>> START

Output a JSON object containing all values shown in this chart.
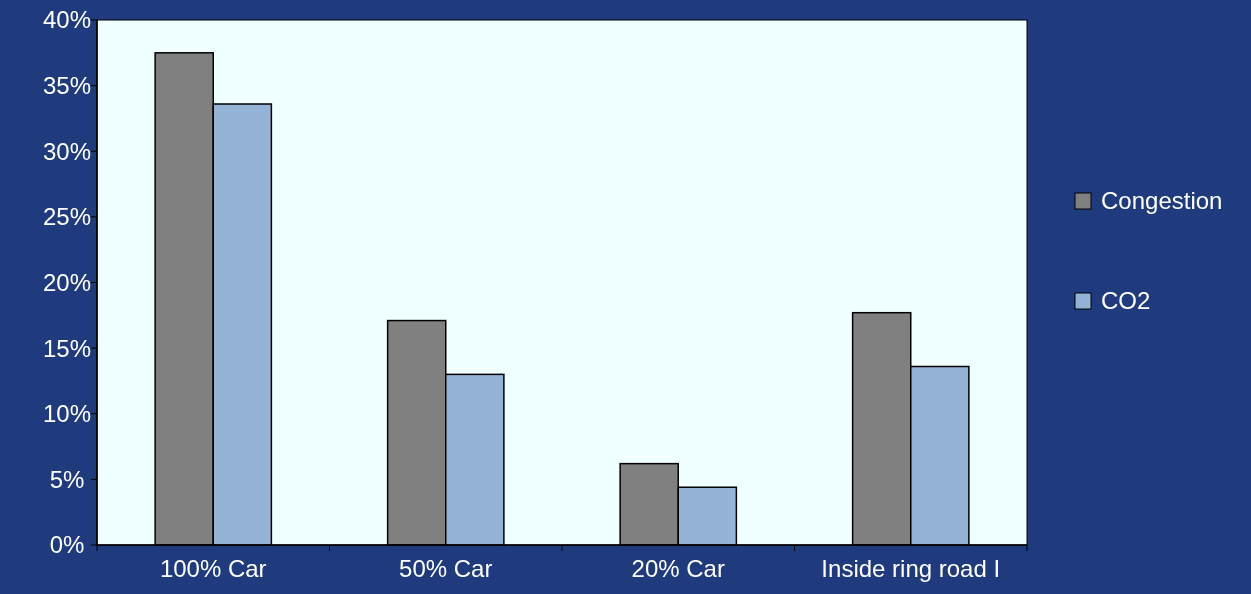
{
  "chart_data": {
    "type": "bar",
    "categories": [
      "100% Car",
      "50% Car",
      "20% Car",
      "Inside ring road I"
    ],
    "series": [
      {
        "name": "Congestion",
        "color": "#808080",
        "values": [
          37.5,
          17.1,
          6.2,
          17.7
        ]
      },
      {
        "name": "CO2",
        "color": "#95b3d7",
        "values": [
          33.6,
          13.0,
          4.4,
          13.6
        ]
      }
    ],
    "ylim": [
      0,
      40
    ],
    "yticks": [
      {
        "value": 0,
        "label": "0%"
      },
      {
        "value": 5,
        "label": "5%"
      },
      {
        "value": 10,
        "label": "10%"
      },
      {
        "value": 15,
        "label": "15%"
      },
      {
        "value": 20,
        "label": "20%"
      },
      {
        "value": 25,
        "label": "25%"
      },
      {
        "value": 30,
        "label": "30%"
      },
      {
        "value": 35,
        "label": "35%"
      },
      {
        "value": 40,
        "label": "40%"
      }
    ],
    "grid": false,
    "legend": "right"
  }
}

>> END
>> START

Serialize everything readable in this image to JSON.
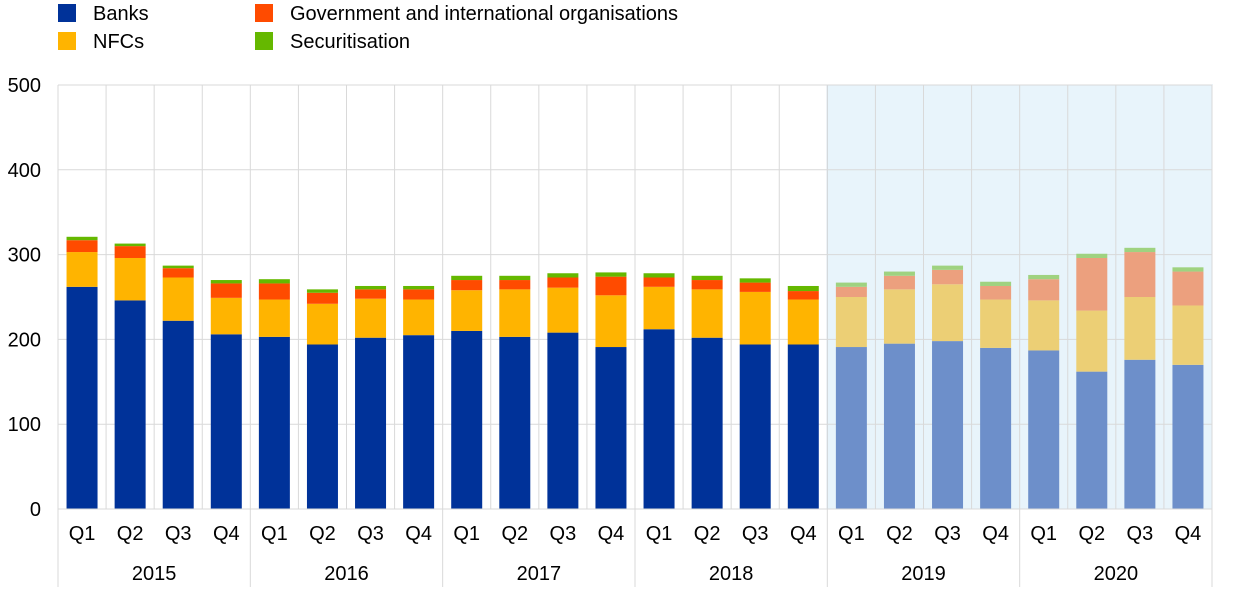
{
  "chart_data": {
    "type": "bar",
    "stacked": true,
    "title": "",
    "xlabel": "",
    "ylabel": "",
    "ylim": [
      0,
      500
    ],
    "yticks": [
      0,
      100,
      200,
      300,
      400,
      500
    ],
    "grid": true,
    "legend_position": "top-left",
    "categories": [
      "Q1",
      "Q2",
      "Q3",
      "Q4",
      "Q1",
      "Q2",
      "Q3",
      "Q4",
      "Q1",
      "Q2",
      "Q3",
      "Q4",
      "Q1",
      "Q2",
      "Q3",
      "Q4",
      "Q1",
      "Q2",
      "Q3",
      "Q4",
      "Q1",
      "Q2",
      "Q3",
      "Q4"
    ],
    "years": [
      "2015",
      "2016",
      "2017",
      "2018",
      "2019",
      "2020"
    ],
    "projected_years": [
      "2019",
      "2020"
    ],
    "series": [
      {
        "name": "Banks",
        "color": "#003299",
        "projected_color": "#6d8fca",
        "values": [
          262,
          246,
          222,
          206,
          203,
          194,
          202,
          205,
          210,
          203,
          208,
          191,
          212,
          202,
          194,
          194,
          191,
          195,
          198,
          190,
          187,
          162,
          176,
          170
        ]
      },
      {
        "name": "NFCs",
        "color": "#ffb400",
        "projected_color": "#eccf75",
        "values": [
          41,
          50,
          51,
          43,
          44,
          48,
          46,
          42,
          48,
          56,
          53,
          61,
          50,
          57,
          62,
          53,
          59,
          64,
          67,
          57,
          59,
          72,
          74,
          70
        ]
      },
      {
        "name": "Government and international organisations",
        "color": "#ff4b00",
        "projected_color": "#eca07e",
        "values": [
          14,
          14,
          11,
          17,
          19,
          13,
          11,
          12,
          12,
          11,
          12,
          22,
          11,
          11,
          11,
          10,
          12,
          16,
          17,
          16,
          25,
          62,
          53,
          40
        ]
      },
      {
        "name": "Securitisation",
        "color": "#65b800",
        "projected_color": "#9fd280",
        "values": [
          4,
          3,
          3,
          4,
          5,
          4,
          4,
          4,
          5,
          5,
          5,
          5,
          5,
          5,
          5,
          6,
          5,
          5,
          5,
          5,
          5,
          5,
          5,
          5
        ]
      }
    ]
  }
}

>> END

> [Stated task] Look through the entries above; copy every line holding the string "JSON".

> [Solution to this exercise]
Output a JSON object containing all values shown in this chart.
Serialize everything readable in this image to JSON.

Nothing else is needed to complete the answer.